WHAT IS EXPECTED. The full set of entries below needs to be written out exactly.

Start of SUPPLIED RECORDS

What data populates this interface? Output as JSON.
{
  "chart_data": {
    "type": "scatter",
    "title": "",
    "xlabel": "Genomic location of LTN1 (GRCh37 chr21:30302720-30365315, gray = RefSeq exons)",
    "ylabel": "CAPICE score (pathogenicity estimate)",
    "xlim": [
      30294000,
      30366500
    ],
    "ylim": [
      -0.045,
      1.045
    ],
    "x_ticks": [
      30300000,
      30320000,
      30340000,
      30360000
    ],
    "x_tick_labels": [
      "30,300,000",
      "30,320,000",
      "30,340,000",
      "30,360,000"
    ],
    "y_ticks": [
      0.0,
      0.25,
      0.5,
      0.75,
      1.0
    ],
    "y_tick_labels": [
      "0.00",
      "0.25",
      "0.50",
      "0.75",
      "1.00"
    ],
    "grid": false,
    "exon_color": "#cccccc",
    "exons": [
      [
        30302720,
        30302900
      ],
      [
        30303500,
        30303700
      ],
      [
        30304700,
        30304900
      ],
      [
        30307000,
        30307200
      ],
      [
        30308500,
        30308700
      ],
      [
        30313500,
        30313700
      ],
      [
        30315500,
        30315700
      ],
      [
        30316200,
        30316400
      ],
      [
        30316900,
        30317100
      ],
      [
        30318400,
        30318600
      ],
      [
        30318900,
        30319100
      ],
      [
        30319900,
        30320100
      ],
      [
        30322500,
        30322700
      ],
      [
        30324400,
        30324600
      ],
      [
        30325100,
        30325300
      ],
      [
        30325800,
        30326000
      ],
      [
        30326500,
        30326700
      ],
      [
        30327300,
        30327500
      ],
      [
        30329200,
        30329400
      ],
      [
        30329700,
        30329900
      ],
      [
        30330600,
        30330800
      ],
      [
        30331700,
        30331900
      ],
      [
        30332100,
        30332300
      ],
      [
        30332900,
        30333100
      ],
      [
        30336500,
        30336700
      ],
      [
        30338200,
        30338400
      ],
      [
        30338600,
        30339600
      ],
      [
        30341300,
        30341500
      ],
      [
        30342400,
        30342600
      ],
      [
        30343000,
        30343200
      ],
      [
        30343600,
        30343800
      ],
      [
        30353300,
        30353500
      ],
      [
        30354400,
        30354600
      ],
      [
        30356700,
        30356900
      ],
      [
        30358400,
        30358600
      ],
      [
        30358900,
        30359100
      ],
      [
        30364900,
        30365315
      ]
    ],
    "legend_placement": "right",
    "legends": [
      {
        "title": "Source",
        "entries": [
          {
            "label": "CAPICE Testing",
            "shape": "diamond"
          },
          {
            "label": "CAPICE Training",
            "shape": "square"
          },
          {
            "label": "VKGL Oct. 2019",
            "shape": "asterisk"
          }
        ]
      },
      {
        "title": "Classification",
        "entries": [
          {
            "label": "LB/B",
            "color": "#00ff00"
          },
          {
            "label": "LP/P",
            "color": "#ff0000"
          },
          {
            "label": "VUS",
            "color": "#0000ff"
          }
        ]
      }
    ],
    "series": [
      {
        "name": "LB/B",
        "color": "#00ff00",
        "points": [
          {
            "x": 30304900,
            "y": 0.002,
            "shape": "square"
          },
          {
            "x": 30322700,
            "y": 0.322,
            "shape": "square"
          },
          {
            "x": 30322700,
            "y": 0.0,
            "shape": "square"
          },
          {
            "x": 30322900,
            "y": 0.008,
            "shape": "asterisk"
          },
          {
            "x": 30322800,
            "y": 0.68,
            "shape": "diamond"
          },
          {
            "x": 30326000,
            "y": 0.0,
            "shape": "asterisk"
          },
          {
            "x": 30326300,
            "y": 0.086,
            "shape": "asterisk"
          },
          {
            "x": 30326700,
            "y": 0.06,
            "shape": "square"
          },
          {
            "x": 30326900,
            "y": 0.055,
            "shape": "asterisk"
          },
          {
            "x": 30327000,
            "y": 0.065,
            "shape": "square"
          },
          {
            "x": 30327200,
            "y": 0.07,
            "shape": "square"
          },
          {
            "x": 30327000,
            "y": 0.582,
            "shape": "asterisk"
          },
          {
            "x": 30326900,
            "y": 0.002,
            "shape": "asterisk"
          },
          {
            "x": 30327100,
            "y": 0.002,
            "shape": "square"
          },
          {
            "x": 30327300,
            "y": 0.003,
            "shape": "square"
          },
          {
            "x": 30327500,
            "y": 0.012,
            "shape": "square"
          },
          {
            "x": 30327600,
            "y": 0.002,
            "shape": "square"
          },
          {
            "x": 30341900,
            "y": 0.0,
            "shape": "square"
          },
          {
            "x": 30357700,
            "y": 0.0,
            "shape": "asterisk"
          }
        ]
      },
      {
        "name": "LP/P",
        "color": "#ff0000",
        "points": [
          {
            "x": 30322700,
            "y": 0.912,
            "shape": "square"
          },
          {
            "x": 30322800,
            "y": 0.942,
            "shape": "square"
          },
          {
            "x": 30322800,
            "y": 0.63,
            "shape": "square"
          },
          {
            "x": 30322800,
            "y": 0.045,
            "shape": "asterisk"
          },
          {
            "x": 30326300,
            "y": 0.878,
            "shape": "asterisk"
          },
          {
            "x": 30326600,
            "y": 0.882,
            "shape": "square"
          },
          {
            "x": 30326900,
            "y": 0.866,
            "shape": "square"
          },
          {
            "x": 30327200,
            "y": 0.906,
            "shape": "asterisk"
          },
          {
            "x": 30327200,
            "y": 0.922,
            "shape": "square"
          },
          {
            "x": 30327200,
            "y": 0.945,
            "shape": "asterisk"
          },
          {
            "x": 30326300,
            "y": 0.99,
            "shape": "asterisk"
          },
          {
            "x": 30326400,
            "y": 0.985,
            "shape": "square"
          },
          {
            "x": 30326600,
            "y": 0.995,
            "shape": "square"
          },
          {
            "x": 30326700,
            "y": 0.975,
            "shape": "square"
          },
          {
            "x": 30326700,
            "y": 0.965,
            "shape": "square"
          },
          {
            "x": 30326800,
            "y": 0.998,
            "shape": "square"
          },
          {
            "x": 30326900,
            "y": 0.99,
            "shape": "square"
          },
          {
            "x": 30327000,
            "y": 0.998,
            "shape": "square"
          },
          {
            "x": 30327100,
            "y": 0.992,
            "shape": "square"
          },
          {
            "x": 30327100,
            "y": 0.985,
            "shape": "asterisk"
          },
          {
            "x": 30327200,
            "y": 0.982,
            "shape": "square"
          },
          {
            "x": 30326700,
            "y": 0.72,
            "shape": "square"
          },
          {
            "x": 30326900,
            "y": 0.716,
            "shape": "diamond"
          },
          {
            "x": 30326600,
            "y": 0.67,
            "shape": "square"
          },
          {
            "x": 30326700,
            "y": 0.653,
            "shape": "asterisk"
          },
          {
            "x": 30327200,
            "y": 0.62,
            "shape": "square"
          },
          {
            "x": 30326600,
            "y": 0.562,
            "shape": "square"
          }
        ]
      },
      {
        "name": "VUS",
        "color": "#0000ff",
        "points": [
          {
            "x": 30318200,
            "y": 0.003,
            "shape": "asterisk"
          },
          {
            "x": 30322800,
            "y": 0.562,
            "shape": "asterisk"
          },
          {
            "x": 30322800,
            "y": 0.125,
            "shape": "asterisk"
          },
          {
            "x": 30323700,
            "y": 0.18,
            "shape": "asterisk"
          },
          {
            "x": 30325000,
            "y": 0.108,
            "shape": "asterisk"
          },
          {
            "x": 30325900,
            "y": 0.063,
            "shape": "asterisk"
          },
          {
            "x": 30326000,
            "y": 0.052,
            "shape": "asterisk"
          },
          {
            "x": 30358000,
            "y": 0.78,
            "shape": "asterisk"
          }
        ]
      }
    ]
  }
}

End of SUPPLIED RECORDS

WRITTEN RESPONSE.
What data populates this interface? Output as JSON.
{
  "chart_data": {
    "type": "scatter",
    "title": "",
    "xlabel": "Genomic location of LTN1 (GRCh37 chr21:30302720-30365315, gray = RefSeq exons)",
    "ylabel": "CAPICE score (pathogenicity estimate)",
    "xlim": [
      30294000,
      30366500
    ],
    "ylim": [
      -0.045,
      1.045
    ],
    "x_ticks": [
      30300000,
      30320000,
      30340000,
      30360000
    ],
    "x_tick_labels": [
      "30,300,000",
      "30,320,000",
      "30,340,000",
      "30,360,000"
    ],
    "y_ticks": [
      0.0,
      0.25,
      0.5,
      0.75,
      1.0
    ],
    "y_tick_labels": [
      "0.00",
      "0.25",
      "0.50",
      "0.75",
      "1.00"
    ],
    "grid": false,
    "exon_color": "#cccccc",
    "exons": [
      [
        30302720,
        30302900
      ],
      [
        30303500,
        30303700
      ],
      [
        30304700,
        30304900
      ],
      [
        30307000,
        30307200
      ],
      [
        30308500,
        30308700
      ],
      [
        30313500,
        30313700
      ],
      [
        30315500,
        30315700
      ],
      [
        30316200,
        30316400
      ],
      [
        30316900,
        30317100
      ],
      [
        30318400,
        30318600
      ],
      [
        30318900,
        30319100
      ],
      [
        30319900,
        30320100
      ],
      [
        30322500,
        30322700
      ],
      [
        30324400,
        30324600
      ],
      [
        30325100,
        30325300
      ],
      [
        30325800,
        30326000
      ],
      [
        30326500,
        30326700
      ],
      [
        30327300,
        30327500
      ],
      [
        30329200,
        30329400
      ],
      [
        30329700,
        30329900
      ],
      [
        30330600,
        30330800
      ],
      [
        30331700,
        30331900
      ],
      [
        30332100,
        30332300
      ],
      [
        30332900,
        30333100
      ],
      [
        30336500,
        30336700
      ],
      [
        30338200,
        30338400
      ],
      [
        30338600,
        30339600
      ],
      [
        30341300,
        30341500
      ],
      [
        30342400,
        30342600
      ],
      [
        30343000,
        30343200
      ],
      [
        30343600,
        30343800
      ],
      [
        30353300,
        30353500
      ],
      [
        30354400,
        30354600
      ],
      [
        30356700,
        30356900
      ],
      [
        30358400,
        30358600
      ],
      [
        30358900,
        30359100
      ],
      [
        30364900,
        30365315
      ]
    ],
    "legend_placement": "right",
    "legends": [
      {
        "title": "Source",
        "entries": [
          {
            "label": "CAPICE Testing",
            "shape": "diamond"
          },
          {
            "label": "CAPICE Training",
            "shape": "square"
          },
          {
            "label": "VKGL Oct. 2019",
            "shape": "asterisk"
          }
        ]
      },
      {
        "title": "Classification",
        "entries": [
          {
            "label": "LB/B",
            "color": "#00ff00"
          },
          {
            "label": "LP/P",
            "color": "#ff0000"
          },
          {
            "label": "VUS",
            "color": "#0000ff"
          }
        ]
      }
    ],
    "series": [
      {
        "name": "LB/B",
        "color": "#00ff00",
        "points": [
          {
            "x": 30304900,
            "y": 0.002,
            "shape": "square"
          },
          {
            "x": 30322700,
            "y": 0.322,
            "shape": "square"
          },
          {
            "x": 30322700,
            "y": 0.0,
            "shape": "square"
          },
          {
            "x": 30322900,
            "y": 0.008,
            "shape": "asterisk"
          },
          {
            "x": 30322800,
            "y": 0.68,
            "shape": "diamond"
          },
          {
            "x": 30326000,
            "y": 0.0,
            "shape": "asterisk"
          },
          {
            "x": 30326300,
            "y": 0.086,
            "shape": "asterisk"
          },
          {
            "x": 30326700,
            "y": 0.06,
            "shape": "square"
          },
          {
            "x": 30326900,
            "y": 0.055,
            "shape": "asterisk"
          },
          {
            "x": 30327000,
            "y": 0.065,
            "shape": "square"
          },
          {
            "x": 30327200,
            "y": 0.07,
            "shape": "square"
          },
          {
            "x": 30327000,
            "y": 0.582,
            "shape": "asterisk"
          },
          {
            "x": 30326900,
            "y": 0.002,
            "shape": "asterisk"
          },
          {
            "x": 30327100,
            "y": 0.002,
            "shape": "square"
          },
          {
            "x": 30327300,
            "y": 0.003,
            "shape": "square"
          },
          {
            "x": 30327500,
            "y": 0.012,
            "shape": "square"
          },
          {
            "x": 30327600,
            "y": 0.002,
            "shape": "square"
          },
          {
            "x": 30341900,
            "y": 0.0,
            "shape": "square"
          },
          {
            "x": 30357700,
            "y": 0.0,
            "shape": "asterisk"
          }
        ]
      },
      {
        "name": "LP/P",
        "color": "#ff0000",
        "points": [
          {
            "x": 30322700,
            "y": 0.912,
            "shape": "square"
          },
          {
            "x": 30322800,
            "y": 0.942,
            "shape": "square"
          },
          {
            "x": 30322800,
            "y": 0.63,
            "shape": "square"
          },
          {
            "x": 30322800,
            "y": 0.045,
            "shape": "asterisk"
          },
          {
            "x": 30326300,
            "y": 0.878,
            "shape": "asterisk"
          },
          {
            "x": 30326600,
            "y": 0.882,
            "shape": "square"
          },
          {
            "x": 30326900,
            "y": 0.866,
            "shape": "square"
          },
          {
            "x": 30327200,
            "y": 0.906,
            "shape": "asterisk"
          },
          {
            "x": 30327200,
            "y": 0.922,
            "shape": "square"
          },
          {
            "x": 30327200,
            "y": 0.945,
            "shape": "asterisk"
          },
          {
            "x": 30326300,
            "y": 0.99,
            "shape": "asterisk"
          },
          {
            "x": 30326400,
            "y": 0.985,
            "shape": "square"
          },
          {
            "x": 30326600,
            "y": 0.995,
            "shape": "square"
          },
          {
            "x": 30326700,
            "y": 0.975,
            "shape": "square"
          },
          {
            "x": 30326700,
            "y": 0.965,
            "shape": "square"
          },
          {
            "x": 30326800,
            "y": 0.998,
            "shape": "square"
          },
          {
            "x": 30326900,
            "y": 0.99,
            "shape": "square"
          },
          {
            "x": 30327000,
            "y": 0.998,
            "shape": "square"
          },
          {
            "x": 30327100,
            "y": 0.992,
            "shape": "square"
          },
          {
            "x": 30327100,
            "y": 0.985,
            "shape": "asterisk"
          },
          {
            "x": 30327200,
            "y": 0.982,
            "shape": "square"
          },
          {
            "x": 30326700,
            "y": 0.72,
            "shape": "square"
          },
          {
            "x": 30326900,
            "y": 0.716,
            "shape": "diamond"
          },
          {
            "x": 30326600,
            "y": 0.67,
            "shape": "square"
          },
          {
            "x": 30326700,
            "y": 0.653,
            "shape": "asterisk"
          },
          {
            "x": 30327200,
            "y": 0.62,
            "shape": "square"
          },
          {
            "x": 30326600,
            "y": 0.562,
            "shape": "square"
          }
        ]
      },
      {
        "name": "VUS",
        "color": "#0000ff",
        "points": [
          {
            "x": 30318200,
            "y": 0.003,
            "shape": "asterisk"
          },
          {
            "x": 30322800,
            "y": 0.562,
            "shape": "asterisk"
          },
          {
            "x": 30322800,
            "y": 0.125,
            "shape": "asterisk"
          },
          {
            "x": 30323700,
            "y": 0.18,
            "shape": "asterisk"
          },
          {
            "x": 30325000,
            "y": 0.108,
            "shape": "asterisk"
          },
          {
            "x": 30325900,
            "y": 0.063,
            "shape": "asterisk"
          },
          {
            "x": 30326000,
            "y": 0.052,
            "shape": "asterisk"
          },
          {
            "x": 30358000,
            "y": 0.78,
            "shape": "asterisk"
          }
        ]
      }
    ]
  }
}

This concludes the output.